→ **Exercise brief**: Of the lines in the listing, how many include the string "name"? Write the number and nothing else.
------------------------------
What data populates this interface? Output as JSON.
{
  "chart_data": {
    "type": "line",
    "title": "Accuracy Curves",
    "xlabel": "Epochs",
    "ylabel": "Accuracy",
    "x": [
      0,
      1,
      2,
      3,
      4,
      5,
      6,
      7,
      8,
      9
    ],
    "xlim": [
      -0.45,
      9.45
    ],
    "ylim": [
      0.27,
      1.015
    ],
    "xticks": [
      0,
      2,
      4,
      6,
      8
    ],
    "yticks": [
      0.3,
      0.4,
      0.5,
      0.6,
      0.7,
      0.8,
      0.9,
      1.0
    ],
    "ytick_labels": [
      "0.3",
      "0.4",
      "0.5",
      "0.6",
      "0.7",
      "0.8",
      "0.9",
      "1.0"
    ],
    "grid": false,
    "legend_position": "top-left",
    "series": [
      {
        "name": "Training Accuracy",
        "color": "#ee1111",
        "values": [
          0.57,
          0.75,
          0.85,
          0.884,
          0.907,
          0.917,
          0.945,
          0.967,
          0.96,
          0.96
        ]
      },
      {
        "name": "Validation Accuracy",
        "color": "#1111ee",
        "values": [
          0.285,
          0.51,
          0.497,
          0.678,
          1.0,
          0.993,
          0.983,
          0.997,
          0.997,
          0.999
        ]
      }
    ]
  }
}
------------------------------
→ **Correct answer**: 2